### [Prompt]
Extract every line where the string "user" appears.

### [Items]
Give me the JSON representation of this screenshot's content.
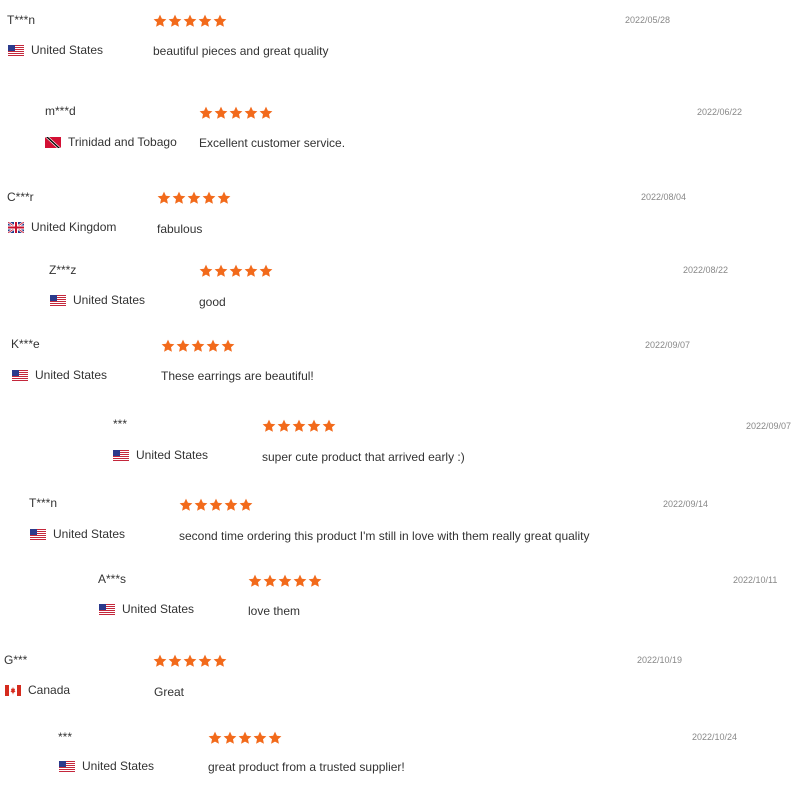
{
  "colors": {
    "star": "#f26a1b",
    "text": "#333333",
    "date": "#888888"
  },
  "rating_max": 5,
  "reviews": [
    {
      "user": "T***n",
      "country": "United States",
      "flag": "us-flag",
      "rating": 5,
      "text": "beautiful pieces and great quality",
      "date": "2022/05/28"
    },
    {
      "user": "m***d",
      "country": "Trinidad and Tobago",
      "flag": "tt-flag",
      "rating": 5,
      "text": "Excellent customer service.",
      "date": "2022/06/22"
    },
    {
      "user": "C***r",
      "country": "United Kingdom",
      "flag": "uk-flag",
      "rating": 5,
      "text": "fabulous",
      "date": "2022/08/04"
    },
    {
      "user": "Z***z",
      "country": "United States",
      "flag": "us-flag",
      "rating": 5,
      "text": "good",
      "date": "2022/08/22"
    },
    {
      "user": "K***e",
      "country": "United States",
      "flag": "us-flag",
      "rating": 5,
      "text": "These earrings are beautiful!",
      "date": "2022/09/07"
    },
    {
      "user": "***",
      "country": "United States",
      "flag": "us-flag",
      "rating": 5,
      "text": "super cute product that arrived early :)",
      "date": "2022/09/07"
    },
    {
      "user": "T***n",
      "country": "United States",
      "flag": "us-flag",
      "rating": 5,
      "text": "second time ordering this product I'm still in love with them really great quality",
      "date": "2022/09/14"
    },
    {
      "user": "A***s",
      "country": "United States",
      "flag": "us-flag",
      "rating": 5,
      "text": "love them",
      "date": "2022/10/11"
    },
    {
      "user": "G***",
      "country": "Canada",
      "flag": "ca-flag",
      "rating": 5,
      "text": "Great",
      "date": "2022/10/19"
    },
    {
      "user": "***",
      "country": "United States",
      "flag": "us-flag",
      "rating": 5,
      "text": "great product from a trusted supplier!",
      "date": "2022/10/24"
    }
  ]
}
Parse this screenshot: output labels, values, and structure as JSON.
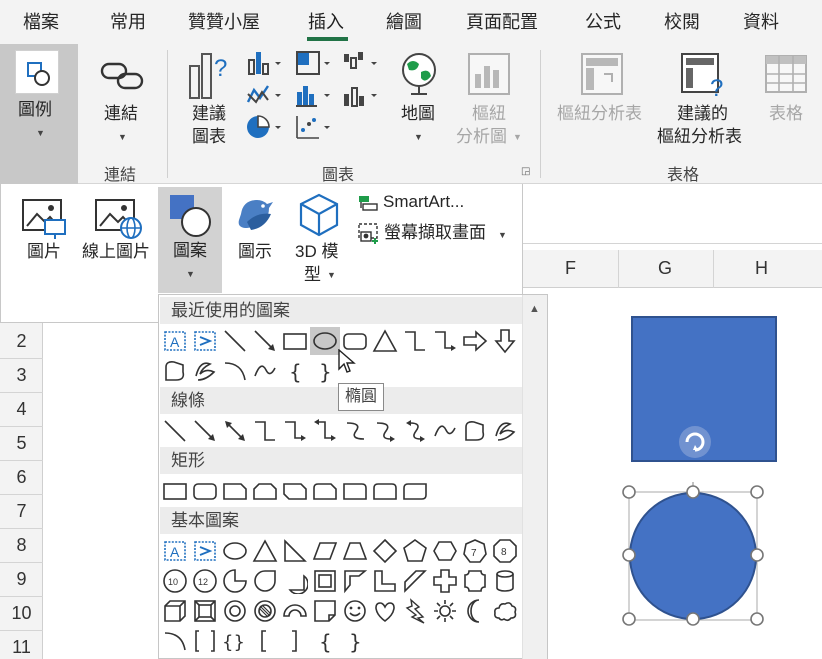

### [Written reply]
      "user": "T***n",
      "user": "m***d",
      "user": "C***r",
      "user": "Z***z",
      "user": "K***e",
      "user": "***",
      "user": "T***n",
      "user": "A***s",
      "user": "G***",
      "user": "***",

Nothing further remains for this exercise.